[Start Information supplied]

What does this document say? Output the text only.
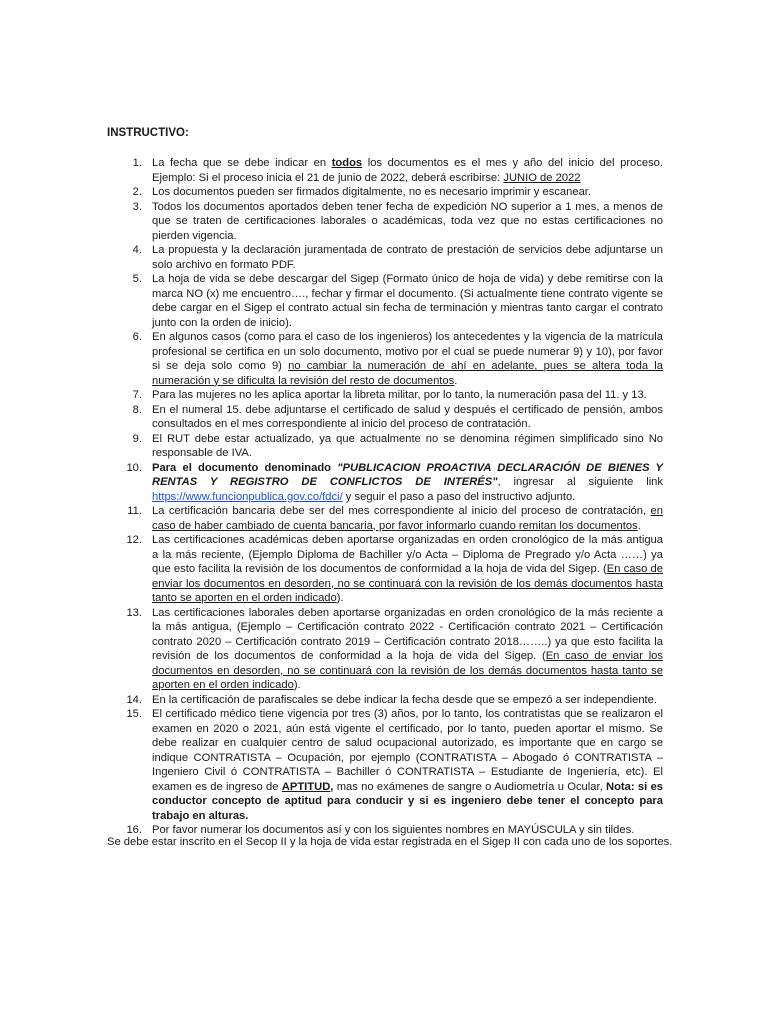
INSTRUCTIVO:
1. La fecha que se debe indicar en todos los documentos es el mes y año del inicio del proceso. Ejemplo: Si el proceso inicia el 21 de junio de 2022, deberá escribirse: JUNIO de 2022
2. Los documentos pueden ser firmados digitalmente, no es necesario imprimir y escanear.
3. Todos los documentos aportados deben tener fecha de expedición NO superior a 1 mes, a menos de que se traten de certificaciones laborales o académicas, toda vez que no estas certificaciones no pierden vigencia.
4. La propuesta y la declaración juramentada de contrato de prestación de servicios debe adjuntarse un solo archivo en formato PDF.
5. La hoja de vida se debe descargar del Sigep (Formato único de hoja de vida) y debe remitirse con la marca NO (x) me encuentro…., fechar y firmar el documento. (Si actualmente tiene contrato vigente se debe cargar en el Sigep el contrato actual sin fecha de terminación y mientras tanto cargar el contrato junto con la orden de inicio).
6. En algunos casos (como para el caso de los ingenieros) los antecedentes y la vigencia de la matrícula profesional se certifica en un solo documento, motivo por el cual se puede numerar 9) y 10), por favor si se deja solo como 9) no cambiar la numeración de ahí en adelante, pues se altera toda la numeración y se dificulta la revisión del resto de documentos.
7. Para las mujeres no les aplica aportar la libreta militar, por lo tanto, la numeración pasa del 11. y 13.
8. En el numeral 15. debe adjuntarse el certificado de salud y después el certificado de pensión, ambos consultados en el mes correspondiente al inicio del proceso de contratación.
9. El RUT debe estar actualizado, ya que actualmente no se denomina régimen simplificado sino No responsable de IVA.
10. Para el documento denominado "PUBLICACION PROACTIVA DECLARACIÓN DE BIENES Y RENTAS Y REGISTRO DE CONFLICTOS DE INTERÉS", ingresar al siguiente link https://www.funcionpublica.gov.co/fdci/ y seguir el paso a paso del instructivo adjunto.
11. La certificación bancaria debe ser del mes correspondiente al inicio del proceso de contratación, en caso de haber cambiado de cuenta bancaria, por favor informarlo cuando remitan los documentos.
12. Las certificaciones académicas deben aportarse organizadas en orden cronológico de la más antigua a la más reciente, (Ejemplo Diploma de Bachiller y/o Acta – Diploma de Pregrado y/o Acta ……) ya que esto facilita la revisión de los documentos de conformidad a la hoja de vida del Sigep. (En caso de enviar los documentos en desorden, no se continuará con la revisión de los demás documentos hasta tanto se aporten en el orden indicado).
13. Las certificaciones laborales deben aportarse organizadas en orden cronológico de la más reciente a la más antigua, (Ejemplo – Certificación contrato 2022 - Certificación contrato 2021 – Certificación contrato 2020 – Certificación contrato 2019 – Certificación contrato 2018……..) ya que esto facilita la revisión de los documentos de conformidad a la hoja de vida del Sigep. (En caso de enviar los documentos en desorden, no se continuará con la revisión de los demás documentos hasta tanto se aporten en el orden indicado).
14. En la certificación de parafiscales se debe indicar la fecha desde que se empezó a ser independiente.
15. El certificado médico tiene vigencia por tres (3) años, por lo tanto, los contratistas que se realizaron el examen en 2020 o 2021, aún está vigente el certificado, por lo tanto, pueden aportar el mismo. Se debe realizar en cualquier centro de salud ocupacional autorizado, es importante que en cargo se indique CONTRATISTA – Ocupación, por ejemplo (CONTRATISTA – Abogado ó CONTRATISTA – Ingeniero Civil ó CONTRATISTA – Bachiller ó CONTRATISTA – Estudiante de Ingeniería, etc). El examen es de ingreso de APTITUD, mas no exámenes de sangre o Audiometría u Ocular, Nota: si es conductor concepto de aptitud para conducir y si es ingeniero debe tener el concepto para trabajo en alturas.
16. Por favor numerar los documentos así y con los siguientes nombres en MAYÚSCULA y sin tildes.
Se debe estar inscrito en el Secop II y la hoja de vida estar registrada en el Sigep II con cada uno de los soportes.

[End Information supplied]

- Problem to solve
Repeat each record exactly, with the pictures left out.

- Response to the task
What does this document say? Output the text only.
INSTRUCTIVO:
1. La fecha que se debe indicar en todos los documentos es el mes y año del inicio del proceso. Ejemplo: Si el proceso inicia el 21 de junio de 2022, deberá escribirse: JUNIO de 2022
2. Los documentos pueden ser firmados digitalmente, no es necesario imprimir y escanear.
3. Todos los documentos aportados deben tener fecha de expedición NO superior a 1 mes, a menos de que se traten de certificaciones laborales o académicas, toda vez que no estas certificaciones no pierden vigencia.
4. La propuesta y la declaración juramentada de contrato de prestación de servicios debe adjuntarse un solo archivo en formato PDF.
5. La hoja de vida se debe descargar del Sigep (Formato único de hoja de vida) y debe remitirse con la marca NO (x) me encuentro…., fechar y firmar el documento. (Si actualmente tiene contrato vigente se debe cargar en el Sigep el contrato actual sin fecha de terminación y mientras tanto cargar el contrato junto con la orden de inicio).
6. En algunos casos (como para el caso de los ingenieros) los antecedentes y la vigencia de la matrícula profesional se certifica en un solo documento, motivo por el cual se puede numerar 9) y 10), por favor si se deja solo como 9) no cambiar la numeración de ahí en adelante, pues se altera toda la numeración y se dificulta la revisión del resto de documentos.
7. Para las mujeres no les aplica aportar la libreta militar, por lo tanto, la numeración pasa del 11. y 13.
8. En el numeral 15. debe adjuntarse el certificado de salud y después el certificado de pensión, ambos consultados en el mes correspondiente al inicio del proceso de contratación.
9. El RUT debe estar actualizado, ya que actualmente no se denomina régimen simplificado sino No responsable de IVA.
10. Para el documento denominado "PUBLICACION PROACTIVA DECLARACIÓN DE BIENES Y RENTAS Y REGISTRO DE CONFLICTOS DE INTERÉS", ingresar al siguiente link https://www.funcionpublica.gov.co/fdci/ y seguir el paso a paso del instructivo adjunto.
11. La certificación bancaria debe ser del mes correspondiente al inicio del proceso de contratación, en caso de haber cambiado de cuenta bancaria, por favor informarlo cuando remitan los documentos.
12. Las certificaciones académicas deben aportarse organizadas en orden cronológico de la más antigua a la más reciente, (Ejemplo Diploma de Bachiller y/o Acta – Diploma de Pregrado y/o Acta ……) ya que esto facilita la revisión de los documentos de conformidad a la hoja de vida del Sigep. (En caso de enviar los documentos en desorden, no se continuará con la revisión de los demás documentos hasta tanto se aporten en el orden indicado).
13. Las certificaciones laborales deben aportarse organizadas en orden cronológico de la más reciente a la más antigua, (Ejemplo – Certificación contrato 2022 - Certificación contrato 2021 – Certificación contrato 2020 – Certificación contrato 2019 – Certificación contrato 2018……..) ya que esto facilita la revisión de los documentos de conformidad a la hoja de vida del Sigep. (En caso de enviar los documentos en desorden, no se continuará con la revisión de los demás documentos hasta tanto se aporten en el orden indicado).
14. En la certificación de parafiscales se debe indicar la fecha desde que se empezó a ser independiente.
15. El certificado médico tiene vigencia por tres (3) años, por lo tanto, los contratistas que se realizaron el examen en 2020 o 2021, aún está vigente el certificado, por lo tanto, pueden aportar el mismo. Se debe realizar en cualquier centro de salud ocupacional autorizado, es importante que en cargo se indique CONTRATISTA – Ocupación, por ejemplo (CONTRATISTA – Abogado ó CONTRATISTA – Ingeniero Civil ó CONTRATISTA – Bachiller ó CONTRATISTA – Estudiante de Ingeniería, etc). El examen es de ingreso de APTITUD, mas no exámenes de sangre o Audiometría u Ocular, Nota: si es conductor concepto de aptitud para conducir y si es ingeniero debe tener el concepto para trabajo en alturas.
16. Por favor numerar los documentos así y con los siguientes nombres en MAYÚSCULA y sin tildes.
Se debe estar inscrito en el Secop II y la hoja de vida estar registrada en el Sigep II con cada uno de los soportes.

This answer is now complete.